--- start ---

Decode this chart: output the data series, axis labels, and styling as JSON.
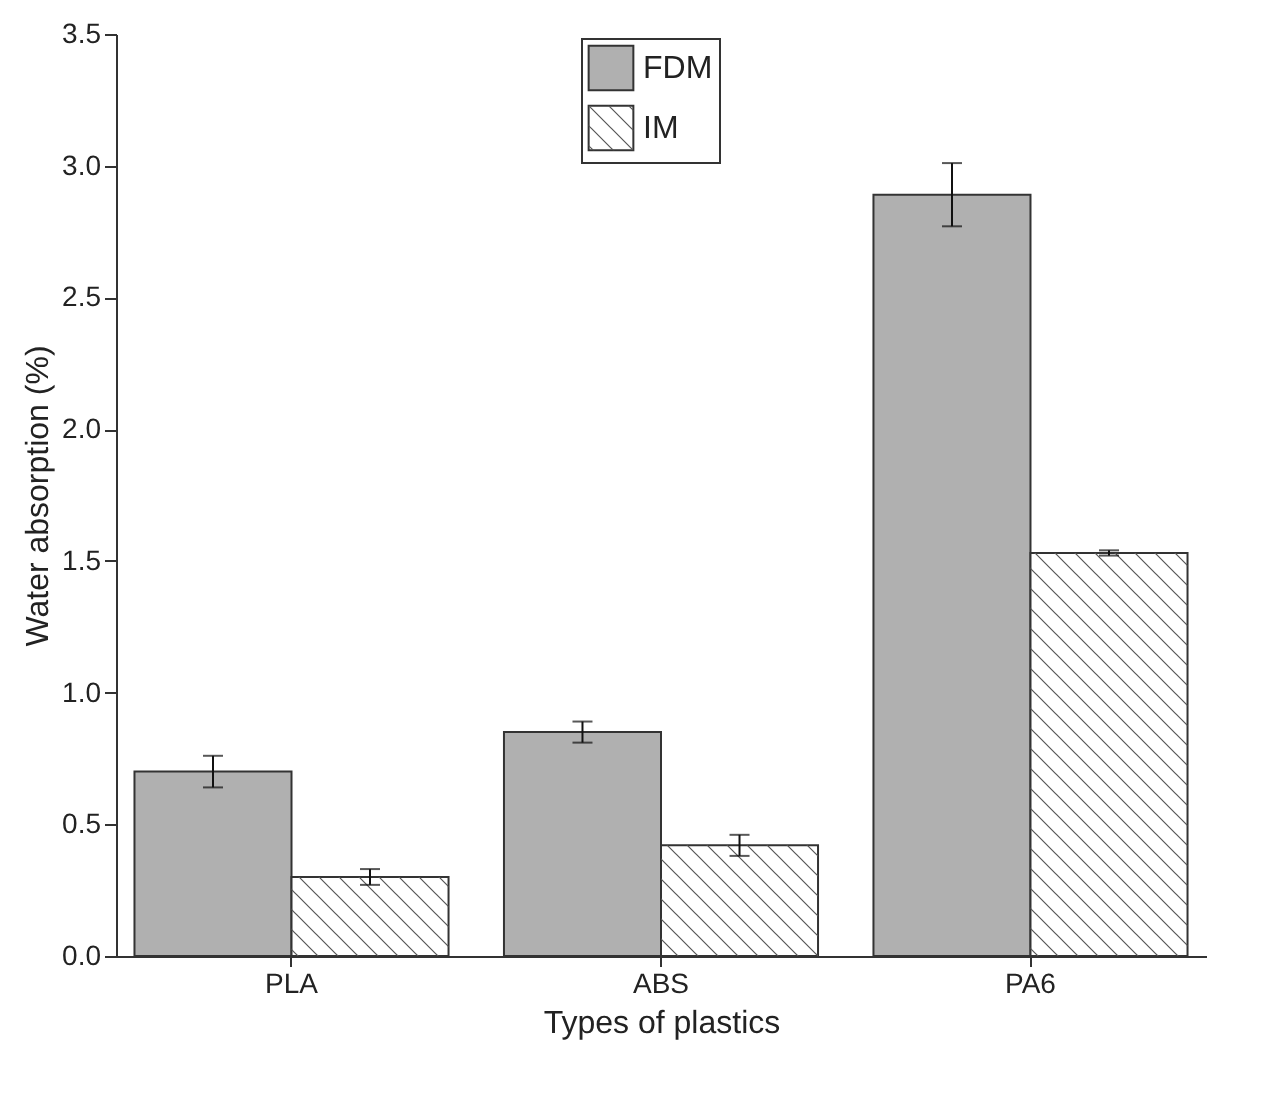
{
  "chart_data": {
    "type": "bar",
    "xlabel": "Types of plastics",
    "ylabel": "Water absorption (%)",
    "categories": [
      "PLA",
      "ABS",
      "PA6"
    ],
    "series": [
      {
        "name": "FDM",
        "color": "#b0b0b0",
        "values": [
          0.7,
          0.85,
          2.89
        ],
        "errors": [
          0.06,
          0.04,
          0.12
        ]
      },
      {
        "name": "IM",
        "color": "#ffffff",
        "values": [
          0.3,
          0.42,
          1.53
        ],
        "errors": [
          0.03,
          0.04,
          0.01
        ]
      }
    ],
    "ylim": [
      0,
      3.5
    ],
    "yticks": [
      {
        "value": 0,
        "label": "0.0"
      },
      0.5,
      {
        "value": 1,
        "label": "1.0"
      },
      1.5,
      {
        "value": 2,
        "label": "2.0"
      },
      2.5,
      {
        "value": 3,
        "label": "3.0"
      },
      3.5
    ],
    "grid": false,
    "legend": "top"
  }
}
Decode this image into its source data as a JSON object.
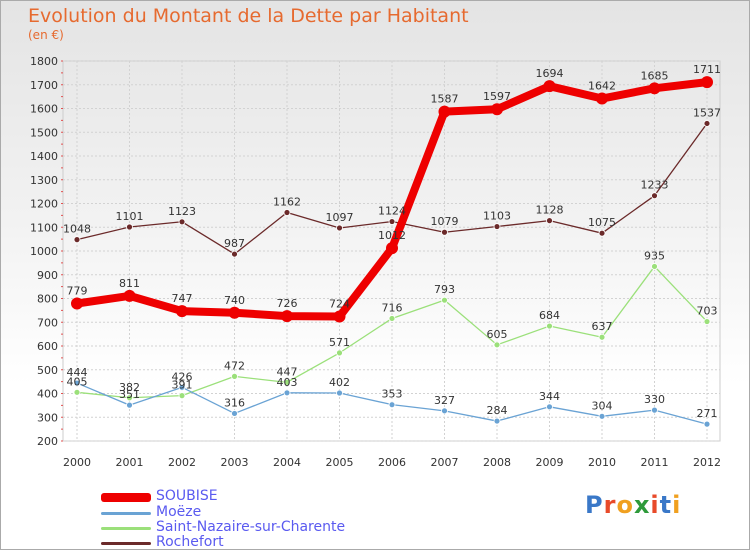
{
  "header": {
    "title": "Evolution du Montant de la Dette par Habitant",
    "unit": "(en €)"
  },
  "logo": {
    "text": "Proxiti"
  },
  "colors": {
    "title": "#e66a2f",
    "legend_text": "#5a5af0"
  },
  "chart_data": {
    "type": "line",
    "title": "Evolution du Montant de la Dette par Habitant",
    "ylabel": "(en €)",
    "xlabel": "",
    "ylim": [
      200,
      1800
    ],
    "yticks": [
      200,
      300,
      400,
      500,
      600,
      700,
      800,
      900,
      1000,
      1100,
      1200,
      1300,
      1400,
      1500,
      1600,
      1700,
      1800
    ],
    "grid": true,
    "legend_position": "bottom-left",
    "categories": [
      "2000",
      "2001",
      "2002",
      "2003",
      "2004",
      "2005",
      "2006",
      "2007",
      "2008",
      "2009",
      "2010",
      "2011",
      "2012"
    ],
    "series": [
      {
        "name": "SOUBISE",
        "color": "#ee0000",
        "values": [
          779,
          811,
          747,
          740,
          726,
          724,
          1012,
          1587,
          1597,
          1694,
          1642,
          1685,
          1711
        ]
      },
      {
        "name": "Moëze",
        "color": "#6aa3d4",
        "values": [
          444,
          351,
          426,
          316,
          403,
          402,
          353,
          327,
          284,
          344,
          304,
          330,
          271
        ]
      },
      {
        "name": "Saint-Nazaire-sur-Charente",
        "color": "#9be07a",
        "values": [
          405,
          382,
          391,
          472,
          447,
          571,
          716,
          793,
          605,
          684,
          637,
          935,
          703
        ]
      },
      {
        "name": "Rochefort",
        "color": "#6b2a2a",
        "values": [
          1048,
          1101,
          1123,
          987,
          1162,
          1097,
          1124,
          1079,
          1103,
          1128,
          1075,
          1233,
          1537
        ]
      }
    ]
  }
}
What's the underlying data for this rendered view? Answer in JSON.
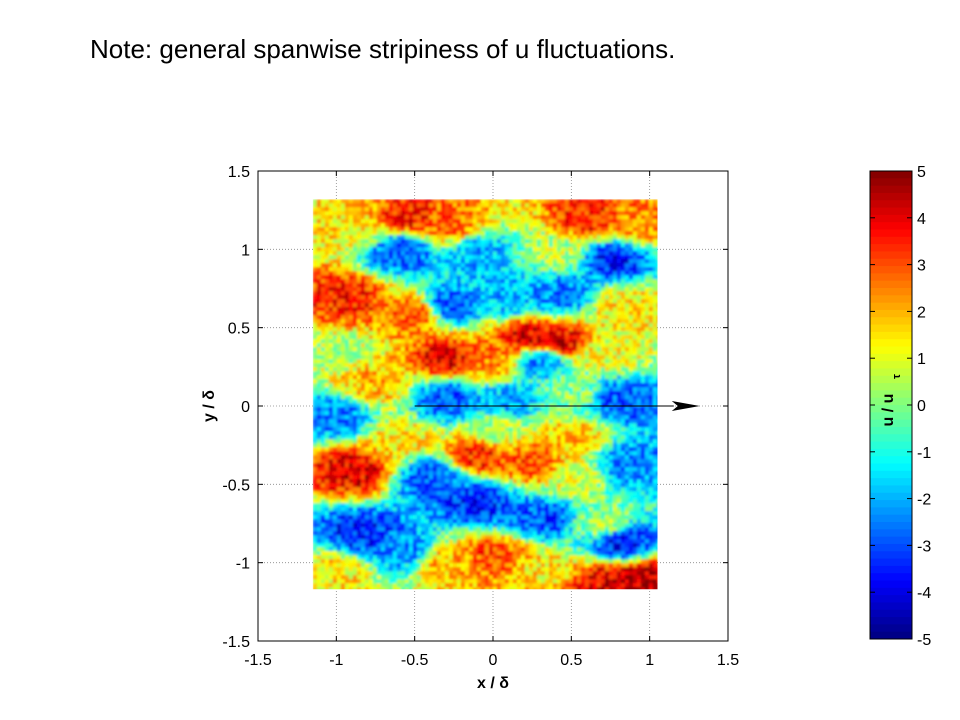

--- end ---

_Written exercise_: Give the number of lines in the records that contain the string "name", and nothing besides.

_Full output_: 6